>>>>

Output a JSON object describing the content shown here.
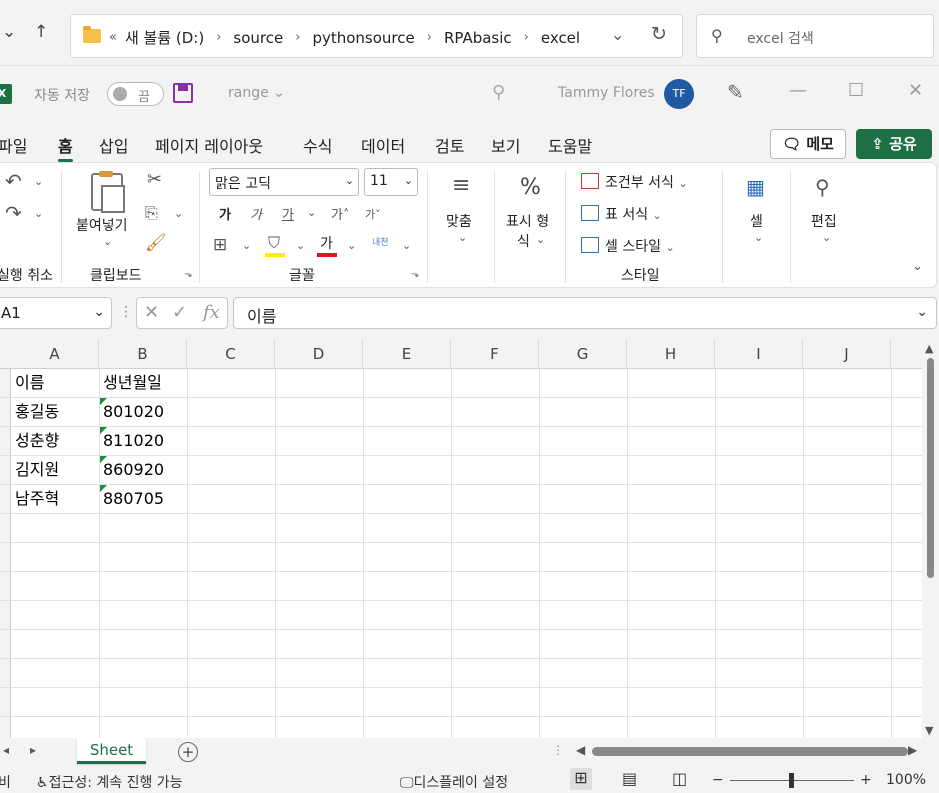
{
  "explorer": {
    "breadcrumb": [
      "새 볼륨 (D:)",
      "source",
      "pythonsource",
      "RPAbasic",
      "excel"
    ],
    "search_placeholder": "excel 검색"
  },
  "titlebar": {
    "autosave_label": "자동 저장",
    "autosave_state": "끔",
    "filename": "range",
    "user_name": "Tammy Flores",
    "user_initials": "TF"
  },
  "tabs": [
    "파일",
    "홈",
    "삽입",
    "페이지 레이아웃",
    "수식",
    "데이터",
    "검토",
    "보기",
    "도움말"
  ],
  "active_tab": "홈",
  "memo_label": "메모",
  "share_label": "공유",
  "ribbon": {
    "undo_label": "실행 취소",
    "paste_label": "붙여넣기",
    "clipboard_label": "클립보드",
    "font_name": "맑은 고딕",
    "font_size": "11",
    "font_label": "글꼴",
    "align_label": "맞춤",
    "number_label_1": "표시 형",
    "number_label_2": "식",
    "cond_format": "조건부 서식",
    "table_format": "표 서식",
    "cell_style": "셀 스타일",
    "style_label": "스타일",
    "cells_label": "셀",
    "edit_label": "편집",
    "bold": "가",
    "italic": "가",
    "underline": "가",
    "grow": "가",
    "shrink": "가",
    "font_color_glyph": "가",
    "phonetic": "내천"
  },
  "formula_bar": {
    "name_box": "A1",
    "formula": "이름"
  },
  "columns": [
    "A",
    "B",
    "C",
    "D",
    "E",
    "F",
    "G",
    "H",
    "I",
    "J"
  ],
  "rows": [
    [
      "이름",
      "생년월일"
    ],
    [
      "홍길동",
      "801020"
    ],
    [
      "성춘향",
      "811020"
    ],
    [
      "김지원",
      "860920"
    ],
    [
      "남주혁",
      "880705"
    ]
  ],
  "sheet_tab": "Sheet",
  "status": {
    "ready": "비",
    "accessibility": "접근성: 계속 진행 가능",
    "display_settings": "디스플레이 설정",
    "zoom": "100%"
  }
}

<<<<

→ **Stated task**
Retype the listing exactly. Pictures do not belong in the copy.

→ **Written answer**
Output a JSON object describing the content shown here.
{
  "explorer": {
    "breadcrumb": [
      "새 볼륨 (D:)",
      "source",
      "pythonsource",
      "RPAbasic",
      "excel"
    ],
    "search_placeholder": "excel 검색"
  },
  "titlebar": {
    "autosave_label": "자동 저장",
    "autosave_state": "끔",
    "filename": "range",
    "user_name": "Tammy Flores",
    "user_initials": "TF"
  },
  "tabs": [
    "파일",
    "홈",
    "삽입",
    "페이지 레이아웃",
    "수식",
    "데이터",
    "검토",
    "보기",
    "도움말"
  ],
  "active_tab": "홈",
  "memo_label": "메모",
  "share_label": "공유",
  "ribbon": {
    "undo_label": "실행 취소",
    "paste_label": "붙여넣기",
    "clipboard_label": "클립보드",
    "font_name": "맑은 고딕",
    "font_size": "11",
    "font_label": "글꼴",
    "align_label": "맞춤",
    "number_label_1": "표시 형",
    "number_label_2": "식",
    "cond_format": "조건부 서식",
    "table_format": "표 서식",
    "cell_style": "셀 스타일",
    "style_label": "스타일",
    "cells_label": "셀",
    "edit_label": "편집",
    "bold": "가",
    "italic": "가",
    "underline": "가",
    "grow": "가",
    "shrink": "가",
    "font_color_glyph": "가",
    "phonetic": "내천"
  },
  "formula_bar": {
    "name_box": "A1",
    "formula": "이름"
  },
  "columns": [
    "A",
    "B",
    "C",
    "D",
    "E",
    "F",
    "G",
    "H",
    "I",
    "J"
  ],
  "rows": [
    [
      "이름",
      "생년월일"
    ],
    [
      "홍길동",
      "801020"
    ],
    [
      "성춘향",
      "811020"
    ],
    [
      "김지원",
      "860920"
    ],
    [
      "남주혁",
      "880705"
    ]
  ],
  "sheet_tab": "Sheet",
  "status": {
    "ready": "비",
    "accessibility": "접근성: 계속 진행 가능",
    "display_settings": "디스플레이 설정",
    "zoom": "100%"
  }
}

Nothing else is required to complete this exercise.